▶ **Written instruction**
Copy out all lines with the word "name" in them.
_ _ _
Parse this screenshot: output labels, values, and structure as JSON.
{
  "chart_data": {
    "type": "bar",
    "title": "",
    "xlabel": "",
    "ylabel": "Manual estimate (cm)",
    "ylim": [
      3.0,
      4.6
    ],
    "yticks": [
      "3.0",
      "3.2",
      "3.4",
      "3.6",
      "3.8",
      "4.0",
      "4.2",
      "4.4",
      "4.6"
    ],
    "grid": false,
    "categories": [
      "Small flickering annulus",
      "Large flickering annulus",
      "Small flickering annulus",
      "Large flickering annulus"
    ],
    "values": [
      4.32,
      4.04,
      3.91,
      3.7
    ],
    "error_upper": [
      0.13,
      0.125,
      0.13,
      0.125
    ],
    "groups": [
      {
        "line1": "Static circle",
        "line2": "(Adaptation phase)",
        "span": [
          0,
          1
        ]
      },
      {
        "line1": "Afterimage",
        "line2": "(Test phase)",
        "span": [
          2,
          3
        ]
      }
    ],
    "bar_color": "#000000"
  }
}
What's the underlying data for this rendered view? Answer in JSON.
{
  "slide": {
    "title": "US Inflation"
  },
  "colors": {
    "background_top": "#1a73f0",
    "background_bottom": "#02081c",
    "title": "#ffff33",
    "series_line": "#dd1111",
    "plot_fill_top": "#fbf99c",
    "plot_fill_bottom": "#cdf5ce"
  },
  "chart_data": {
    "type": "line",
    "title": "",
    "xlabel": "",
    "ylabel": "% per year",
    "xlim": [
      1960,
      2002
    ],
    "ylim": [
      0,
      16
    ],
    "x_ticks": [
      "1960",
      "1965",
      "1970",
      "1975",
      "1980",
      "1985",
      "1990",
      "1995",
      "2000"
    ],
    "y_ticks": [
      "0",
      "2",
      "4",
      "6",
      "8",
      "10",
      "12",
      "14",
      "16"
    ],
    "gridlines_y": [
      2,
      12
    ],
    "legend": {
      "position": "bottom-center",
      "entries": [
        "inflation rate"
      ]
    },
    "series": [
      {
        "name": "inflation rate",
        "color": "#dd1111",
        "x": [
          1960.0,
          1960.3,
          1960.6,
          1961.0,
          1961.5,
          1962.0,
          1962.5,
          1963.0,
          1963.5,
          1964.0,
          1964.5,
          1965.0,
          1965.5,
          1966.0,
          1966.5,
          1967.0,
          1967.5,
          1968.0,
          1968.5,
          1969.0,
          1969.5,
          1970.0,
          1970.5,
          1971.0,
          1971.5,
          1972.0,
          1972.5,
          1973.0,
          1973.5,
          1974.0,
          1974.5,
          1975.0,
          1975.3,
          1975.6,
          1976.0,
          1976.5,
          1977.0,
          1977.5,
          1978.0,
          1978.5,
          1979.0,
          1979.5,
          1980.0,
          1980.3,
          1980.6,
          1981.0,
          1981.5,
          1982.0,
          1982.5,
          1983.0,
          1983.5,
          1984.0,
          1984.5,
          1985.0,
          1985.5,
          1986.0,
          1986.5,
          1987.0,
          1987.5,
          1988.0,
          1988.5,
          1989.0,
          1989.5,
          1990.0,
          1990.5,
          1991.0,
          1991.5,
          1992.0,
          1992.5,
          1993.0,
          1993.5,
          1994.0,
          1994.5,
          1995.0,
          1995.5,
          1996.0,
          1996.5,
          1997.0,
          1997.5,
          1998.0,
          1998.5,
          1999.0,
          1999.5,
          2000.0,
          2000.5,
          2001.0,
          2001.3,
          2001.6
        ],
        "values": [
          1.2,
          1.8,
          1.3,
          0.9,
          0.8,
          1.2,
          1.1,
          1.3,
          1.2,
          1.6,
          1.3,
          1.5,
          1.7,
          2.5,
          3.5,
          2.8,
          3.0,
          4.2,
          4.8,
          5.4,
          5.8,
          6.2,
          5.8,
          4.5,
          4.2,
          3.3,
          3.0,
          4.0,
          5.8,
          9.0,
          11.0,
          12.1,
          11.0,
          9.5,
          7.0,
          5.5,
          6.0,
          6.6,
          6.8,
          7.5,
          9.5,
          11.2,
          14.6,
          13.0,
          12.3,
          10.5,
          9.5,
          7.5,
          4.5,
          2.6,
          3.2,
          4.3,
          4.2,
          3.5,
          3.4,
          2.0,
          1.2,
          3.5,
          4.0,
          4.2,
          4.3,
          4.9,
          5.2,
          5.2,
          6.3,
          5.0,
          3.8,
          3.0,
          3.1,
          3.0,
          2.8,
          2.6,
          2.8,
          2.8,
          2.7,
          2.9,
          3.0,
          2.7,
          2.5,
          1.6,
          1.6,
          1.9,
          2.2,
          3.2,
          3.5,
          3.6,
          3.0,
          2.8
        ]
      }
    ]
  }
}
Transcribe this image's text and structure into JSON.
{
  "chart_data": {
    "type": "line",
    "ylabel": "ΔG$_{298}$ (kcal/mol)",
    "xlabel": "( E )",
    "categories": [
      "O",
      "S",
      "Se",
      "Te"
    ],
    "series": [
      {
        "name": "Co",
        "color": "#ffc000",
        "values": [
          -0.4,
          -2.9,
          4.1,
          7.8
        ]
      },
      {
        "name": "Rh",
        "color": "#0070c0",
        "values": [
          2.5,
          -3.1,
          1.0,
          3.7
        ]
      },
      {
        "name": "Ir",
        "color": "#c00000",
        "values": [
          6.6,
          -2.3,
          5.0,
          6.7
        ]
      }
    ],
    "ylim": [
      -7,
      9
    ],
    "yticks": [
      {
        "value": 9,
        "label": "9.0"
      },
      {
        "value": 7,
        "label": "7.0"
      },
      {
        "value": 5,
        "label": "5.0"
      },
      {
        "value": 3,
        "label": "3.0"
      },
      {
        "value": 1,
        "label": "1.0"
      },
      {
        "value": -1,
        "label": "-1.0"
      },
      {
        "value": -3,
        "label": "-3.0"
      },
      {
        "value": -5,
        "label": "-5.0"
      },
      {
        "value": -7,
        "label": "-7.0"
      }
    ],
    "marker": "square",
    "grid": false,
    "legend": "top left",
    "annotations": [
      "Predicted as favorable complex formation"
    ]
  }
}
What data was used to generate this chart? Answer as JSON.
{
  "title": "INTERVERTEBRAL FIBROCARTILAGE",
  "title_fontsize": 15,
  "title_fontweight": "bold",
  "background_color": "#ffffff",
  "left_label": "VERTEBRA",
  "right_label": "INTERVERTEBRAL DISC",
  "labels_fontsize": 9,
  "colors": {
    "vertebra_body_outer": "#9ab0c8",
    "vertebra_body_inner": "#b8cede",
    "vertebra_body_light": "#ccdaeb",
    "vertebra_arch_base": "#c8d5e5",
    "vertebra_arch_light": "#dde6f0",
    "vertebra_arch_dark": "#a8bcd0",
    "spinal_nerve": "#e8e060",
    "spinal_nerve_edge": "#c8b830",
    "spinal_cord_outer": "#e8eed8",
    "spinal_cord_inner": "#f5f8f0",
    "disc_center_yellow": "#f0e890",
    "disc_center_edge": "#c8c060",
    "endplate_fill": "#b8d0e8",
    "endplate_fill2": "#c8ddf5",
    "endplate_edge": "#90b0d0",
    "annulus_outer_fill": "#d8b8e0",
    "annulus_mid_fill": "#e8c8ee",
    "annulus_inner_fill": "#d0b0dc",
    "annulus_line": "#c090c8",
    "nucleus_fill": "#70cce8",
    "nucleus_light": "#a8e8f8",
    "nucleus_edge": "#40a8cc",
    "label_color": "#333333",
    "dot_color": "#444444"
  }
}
_ _ _
▶ **Solution to this task**
        "name": "inflation rate",
        "name": "Co",
        "name": "Rh",
        "name": "Ir",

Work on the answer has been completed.